# YOUR TASK
Within this material, how many lines have the string "financial" in them? The answer is a number, with nothing added.

# AVAILABLE DATA

..........

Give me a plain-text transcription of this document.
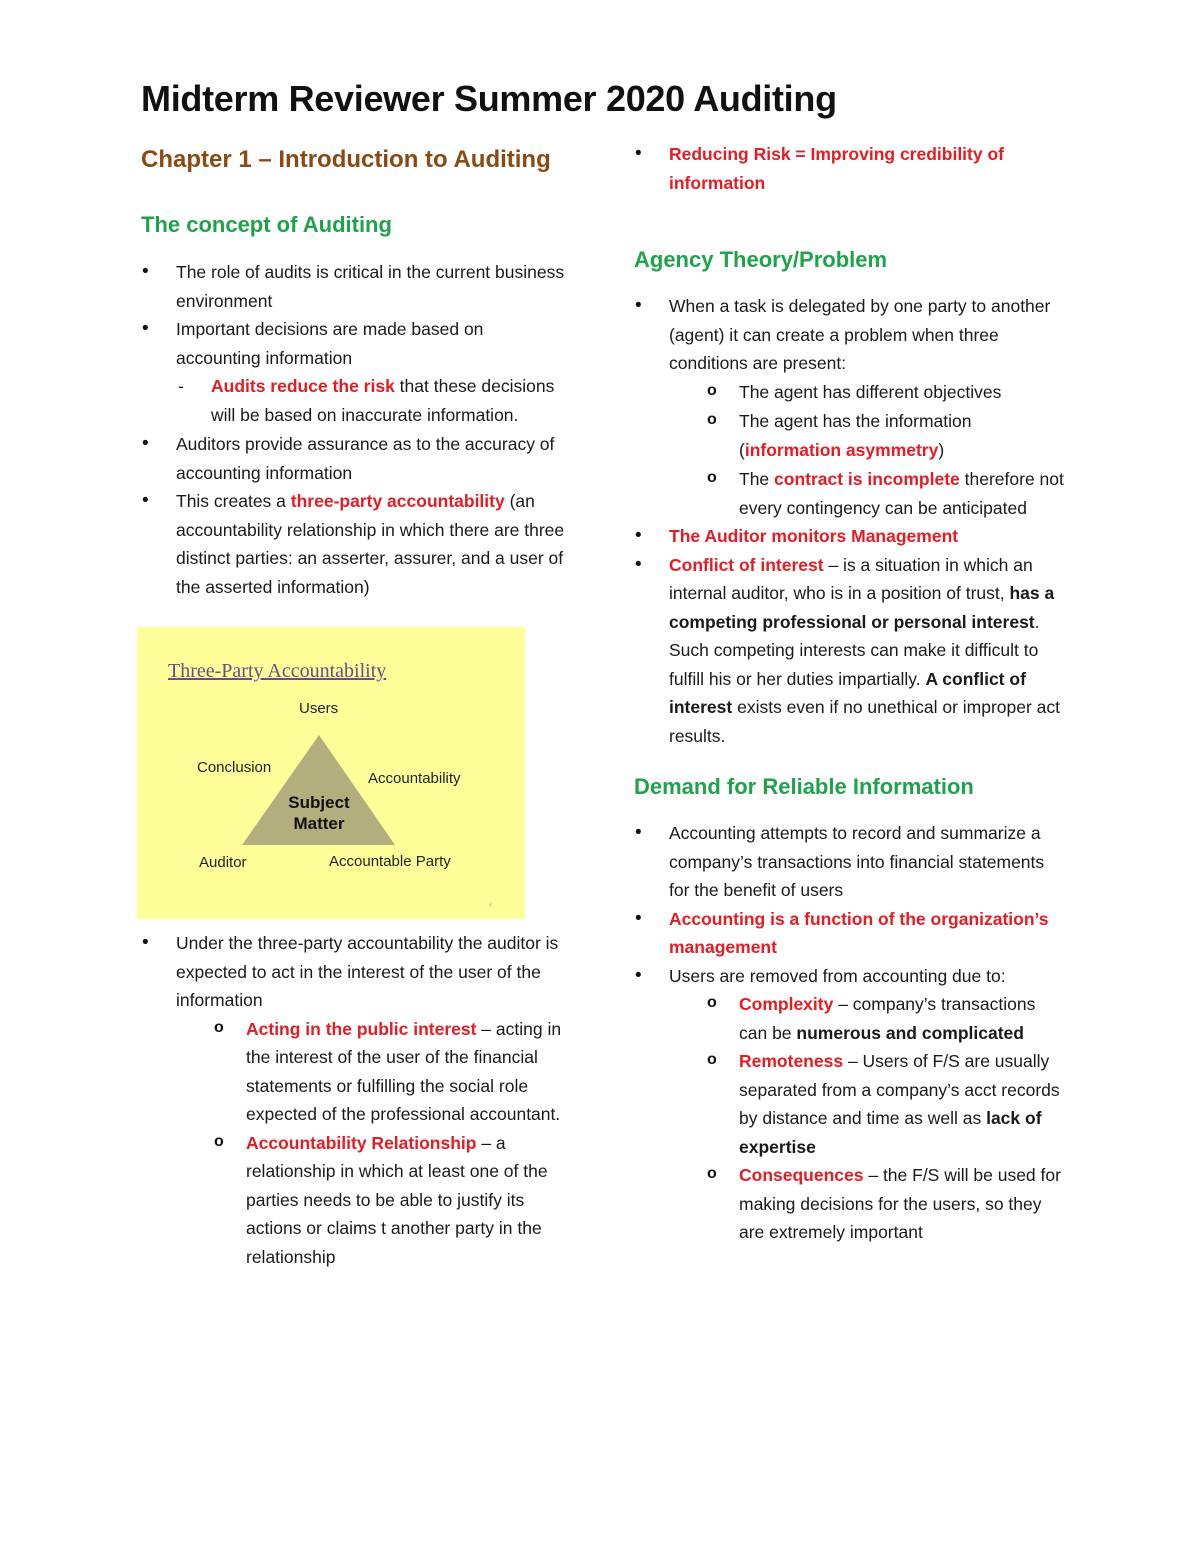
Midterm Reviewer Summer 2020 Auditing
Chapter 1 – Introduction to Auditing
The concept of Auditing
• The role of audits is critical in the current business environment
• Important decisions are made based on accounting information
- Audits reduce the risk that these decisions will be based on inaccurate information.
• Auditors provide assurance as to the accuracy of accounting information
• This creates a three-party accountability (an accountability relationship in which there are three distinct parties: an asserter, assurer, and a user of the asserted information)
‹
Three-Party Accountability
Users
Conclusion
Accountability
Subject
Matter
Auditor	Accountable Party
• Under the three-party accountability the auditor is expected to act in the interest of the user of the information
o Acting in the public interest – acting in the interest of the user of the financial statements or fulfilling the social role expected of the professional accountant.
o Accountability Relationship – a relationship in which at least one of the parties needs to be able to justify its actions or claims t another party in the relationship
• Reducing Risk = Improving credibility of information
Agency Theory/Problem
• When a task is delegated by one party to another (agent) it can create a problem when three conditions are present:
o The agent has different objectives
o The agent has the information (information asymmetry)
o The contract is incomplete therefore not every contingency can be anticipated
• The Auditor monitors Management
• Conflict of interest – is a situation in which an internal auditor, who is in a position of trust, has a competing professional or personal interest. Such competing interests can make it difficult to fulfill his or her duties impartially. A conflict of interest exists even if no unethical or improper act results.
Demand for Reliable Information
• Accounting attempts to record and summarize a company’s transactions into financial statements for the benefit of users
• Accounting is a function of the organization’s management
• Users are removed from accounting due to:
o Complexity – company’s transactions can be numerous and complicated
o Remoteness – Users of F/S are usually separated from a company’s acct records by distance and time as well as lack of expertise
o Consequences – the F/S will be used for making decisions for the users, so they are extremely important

..........

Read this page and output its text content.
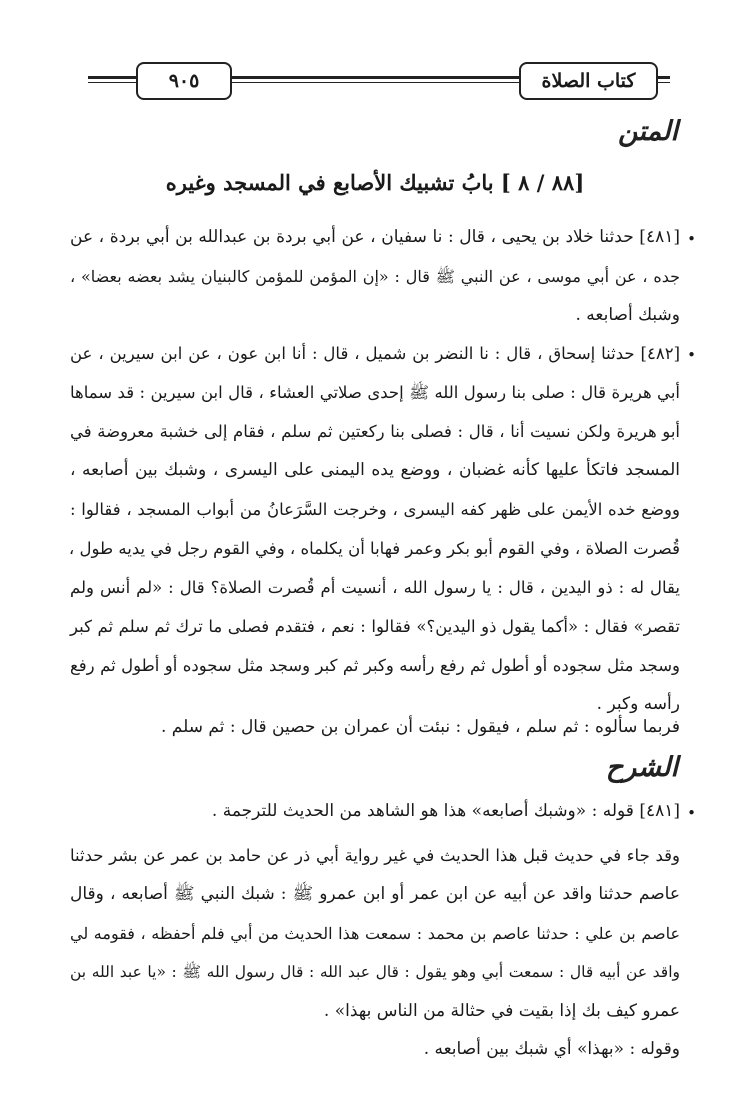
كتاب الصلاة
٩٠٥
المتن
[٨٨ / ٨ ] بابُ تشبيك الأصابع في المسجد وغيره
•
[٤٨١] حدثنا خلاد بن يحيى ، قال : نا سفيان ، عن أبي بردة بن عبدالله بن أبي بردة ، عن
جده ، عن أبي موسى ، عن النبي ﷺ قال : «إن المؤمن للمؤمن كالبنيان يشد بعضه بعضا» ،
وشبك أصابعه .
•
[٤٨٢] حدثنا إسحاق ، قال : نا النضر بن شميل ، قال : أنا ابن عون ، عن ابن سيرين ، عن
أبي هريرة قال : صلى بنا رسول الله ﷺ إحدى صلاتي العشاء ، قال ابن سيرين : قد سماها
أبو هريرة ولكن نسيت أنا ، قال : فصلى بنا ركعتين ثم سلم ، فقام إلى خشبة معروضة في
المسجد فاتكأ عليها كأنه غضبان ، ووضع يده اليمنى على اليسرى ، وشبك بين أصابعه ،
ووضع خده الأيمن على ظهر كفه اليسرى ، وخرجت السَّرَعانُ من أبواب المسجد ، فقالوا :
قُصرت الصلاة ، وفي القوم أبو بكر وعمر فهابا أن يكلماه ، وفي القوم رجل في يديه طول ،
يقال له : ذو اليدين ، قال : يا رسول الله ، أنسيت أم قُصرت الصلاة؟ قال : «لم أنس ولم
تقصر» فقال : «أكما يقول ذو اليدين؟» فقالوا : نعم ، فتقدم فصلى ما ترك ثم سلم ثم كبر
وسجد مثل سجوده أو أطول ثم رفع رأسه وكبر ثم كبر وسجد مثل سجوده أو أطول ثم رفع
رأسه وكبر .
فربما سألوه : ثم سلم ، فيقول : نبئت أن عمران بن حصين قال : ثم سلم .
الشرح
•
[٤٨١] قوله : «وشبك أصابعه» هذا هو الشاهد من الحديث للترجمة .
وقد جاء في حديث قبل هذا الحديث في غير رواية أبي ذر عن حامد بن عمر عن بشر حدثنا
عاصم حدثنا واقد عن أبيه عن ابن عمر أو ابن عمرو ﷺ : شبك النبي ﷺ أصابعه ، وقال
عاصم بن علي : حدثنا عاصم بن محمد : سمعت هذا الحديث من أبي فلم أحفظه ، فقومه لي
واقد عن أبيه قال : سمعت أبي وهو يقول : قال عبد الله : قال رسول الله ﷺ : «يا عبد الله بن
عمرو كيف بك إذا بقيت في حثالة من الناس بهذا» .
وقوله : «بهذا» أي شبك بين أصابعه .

..........

# RESPONSE FOR THIS EXERCISE
2